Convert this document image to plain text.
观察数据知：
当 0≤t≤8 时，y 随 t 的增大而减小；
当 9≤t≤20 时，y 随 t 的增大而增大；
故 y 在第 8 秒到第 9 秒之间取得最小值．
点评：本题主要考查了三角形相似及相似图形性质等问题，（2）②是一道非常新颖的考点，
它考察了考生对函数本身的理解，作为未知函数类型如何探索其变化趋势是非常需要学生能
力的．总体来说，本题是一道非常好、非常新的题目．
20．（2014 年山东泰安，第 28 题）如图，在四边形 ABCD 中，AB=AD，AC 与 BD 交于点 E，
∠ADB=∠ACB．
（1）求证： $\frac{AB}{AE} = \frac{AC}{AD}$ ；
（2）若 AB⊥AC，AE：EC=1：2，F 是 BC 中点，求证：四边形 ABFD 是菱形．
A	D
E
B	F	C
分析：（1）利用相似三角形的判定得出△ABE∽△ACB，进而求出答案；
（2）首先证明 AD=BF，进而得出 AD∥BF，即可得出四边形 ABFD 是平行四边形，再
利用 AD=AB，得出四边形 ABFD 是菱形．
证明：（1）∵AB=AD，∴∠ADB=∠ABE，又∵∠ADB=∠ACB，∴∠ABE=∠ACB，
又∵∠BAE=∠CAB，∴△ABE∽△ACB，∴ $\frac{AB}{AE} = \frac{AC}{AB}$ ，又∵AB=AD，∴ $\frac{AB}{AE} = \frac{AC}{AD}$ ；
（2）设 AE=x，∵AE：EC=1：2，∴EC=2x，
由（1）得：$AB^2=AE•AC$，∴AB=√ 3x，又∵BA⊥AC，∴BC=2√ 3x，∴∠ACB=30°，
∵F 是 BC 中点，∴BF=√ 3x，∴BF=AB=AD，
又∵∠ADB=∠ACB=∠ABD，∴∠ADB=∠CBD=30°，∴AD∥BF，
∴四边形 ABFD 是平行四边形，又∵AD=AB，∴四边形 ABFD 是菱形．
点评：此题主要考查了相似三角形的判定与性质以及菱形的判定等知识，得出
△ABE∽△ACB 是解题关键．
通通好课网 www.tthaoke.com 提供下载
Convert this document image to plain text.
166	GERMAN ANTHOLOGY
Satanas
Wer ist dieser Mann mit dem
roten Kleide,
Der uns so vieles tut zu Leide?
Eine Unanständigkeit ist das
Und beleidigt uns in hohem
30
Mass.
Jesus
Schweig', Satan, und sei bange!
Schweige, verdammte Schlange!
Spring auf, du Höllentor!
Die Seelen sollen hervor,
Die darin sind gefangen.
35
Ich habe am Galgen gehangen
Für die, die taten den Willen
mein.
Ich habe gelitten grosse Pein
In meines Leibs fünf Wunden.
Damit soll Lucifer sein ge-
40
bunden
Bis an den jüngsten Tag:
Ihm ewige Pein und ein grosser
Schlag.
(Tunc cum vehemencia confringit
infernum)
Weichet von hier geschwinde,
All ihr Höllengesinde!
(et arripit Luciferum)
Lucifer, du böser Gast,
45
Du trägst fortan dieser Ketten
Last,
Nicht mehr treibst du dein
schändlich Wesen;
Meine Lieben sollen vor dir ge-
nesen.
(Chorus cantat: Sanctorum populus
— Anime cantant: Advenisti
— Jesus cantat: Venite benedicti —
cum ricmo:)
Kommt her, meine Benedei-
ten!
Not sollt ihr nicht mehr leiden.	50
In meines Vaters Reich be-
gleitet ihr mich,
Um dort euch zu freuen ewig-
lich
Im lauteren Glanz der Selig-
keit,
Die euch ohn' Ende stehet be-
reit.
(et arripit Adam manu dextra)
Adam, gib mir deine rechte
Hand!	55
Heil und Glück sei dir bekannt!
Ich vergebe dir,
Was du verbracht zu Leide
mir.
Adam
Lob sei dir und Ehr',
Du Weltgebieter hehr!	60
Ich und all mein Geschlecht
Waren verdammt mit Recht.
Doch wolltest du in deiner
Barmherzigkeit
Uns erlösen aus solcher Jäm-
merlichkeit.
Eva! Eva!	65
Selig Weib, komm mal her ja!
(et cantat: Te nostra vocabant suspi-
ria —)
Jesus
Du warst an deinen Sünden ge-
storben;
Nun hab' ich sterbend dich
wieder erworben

**The request**
Quote the listing in full, please, keeping every line exact.

**Task output**
Convert this document image to plain text.
观察数据知：
当 0≤t≤8 时，y 随 t 的增大而减小；
当 9≤t≤20 时，y 随 t 的增大而增大；
故 y 在第 8 秒到第 9 秒之间取得最小值．
点评：本题主要考查了三角形相似及相似图形性质等问题，（2）②是一道非常新颖的考点，
它考察了考生对函数本身的理解，作为未知函数类型如何探索其变化趋势是非常需要学生能
力的．总体来说，本题是一道非常好、非常新的题目．
20．（2014 年山东泰安，第 28 题）如图，在四边形 ABCD 中，AB=AD，AC 与 BD 交于点 E，
∠ADB=∠ACB．
（1）求证： $\frac{AB}{AE} = \frac{AC}{AD}$ ；
（2）若 AB⊥AC，AE：EC=1：2，F 是 BC 中点，求证：四边形 ABFD 是菱形．
A	D
E
B	F	C
分析：（1）利用相似三角形的判定得出△ABE∽△ACB，进而求出答案；
（2）首先证明 AD=BF，进而得出 AD∥BF，即可得出四边形 ABFD 是平行四边形，再
利用 AD=AB，得出四边形 ABFD 是菱形．
证明：（1）∵AB=AD，∴∠ADB=∠ABE，又∵∠ADB=∠ACB，∴∠ABE=∠ACB，
又∵∠BAE=∠CAB，∴△ABE∽△ACB，∴ $\frac{AB}{AE} = \frac{AC}{AB}$ ，又∵AB=AD，∴ $\frac{AB}{AE} = \frac{AC}{AD}$ ；
（2）设 AE=x，∵AE：EC=1：2，∴EC=2x，
由（1）得：$AB^2=AE•AC$，∴AB=√ 3x，又∵BA⊥AC，∴BC=2√ 3x，∴∠ACB=30°，
∵F 是 BC 中点，∴BF=√ 3x，∴BF=AB=AD，
又∵∠ADB=∠ACB=∠ABD，∴∠ADB=∠CBD=30°，∴AD∥BF，
∴四边形 ABFD 是平行四边形，又∵AD=AB，∴四边形 ABFD 是菱形．
点评：此题主要考查了相似三角形的判定与性质以及菱形的判定等知识，得出
△ABE∽△ACB 是解题关键．
通通好课网 www.tthaoke.com 提供下载
Convert this document image to plain text.
166	GERMAN ANTHOLOGY
Satanas
Wer ist dieser Mann mit dem
roten Kleide,
Der uns so vieles tut zu Leide?
Eine Unanständigkeit ist das
Und beleidigt uns in hohem
30
Mass.
Jesus
Schweig', Satan, und sei bange!
Schweige, verdammte Schlange!
Spring auf, du Höllentor!
Die Seelen sollen hervor,
Die darin sind gefangen.
35
Ich habe am Galgen gehangen
Für die, die taten den Willen
mein.
Ich habe gelitten grosse Pein
In meines Leibs fünf Wunden.
Damit soll Lucifer sein ge-
40
bunden
Bis an den jüngsten Tag:
Ihm ewige Pein und ein grosser
Schlag.
(Tunc cum vehemencia confringit
infernum)
Weichet von hier geschwinde,
All ihr Höllengesinde!
(et arripit Luciferum)
Lucifer, du böser Gast,
45
Du trägst fortan dieser Ketten
Last,
Nicht mehr treibst du dein
schändlich Wesen;
Meine Lieben sollen vor dir ge-
nesen.
(Chorus cantat: Sanctorum populus
— Anime cantant: Advenisti
— Jesus cantat: Venite benedicti —
cum ricmo:)
Kommt her, meine Benedei-
ten!
Not sollt ihr nicht mehr leiden.	50
In meines Vaters Reich be-
gleitet ihr mich,
Um dort euch zu freuen ewig-
lich
Im lauteren Glanz der Selig-
keit,
Die euch ohn' Ende stehet be-
reit.
(et arripit Adam manu dextra)
Adam, gib mir deine rechte
Hand!	55
Heil und Glück sei dir bekannt!
Ich vergebe dir,
Was du verbracht zu Leide
mir.
Adam
Lob sei dir und Ehr',
Du Weltgebieter hehr!	60
Ich und all mein Geschlecht
Waren verdammt mit Recht.
Doch wolltest du in deiner
Barmherzigkeit
Uns erlösen aus solcher Jäm-
merlichkeit.
Eva! Eva!	65
Selig Weib, komm mal her ja!
(et cantat: Te nostra vocabant suspi-
ria —)
Jesus
Du warst an deinen Sünden ge-
storben;
Nun hab' ich sterbend dich
wieder erworben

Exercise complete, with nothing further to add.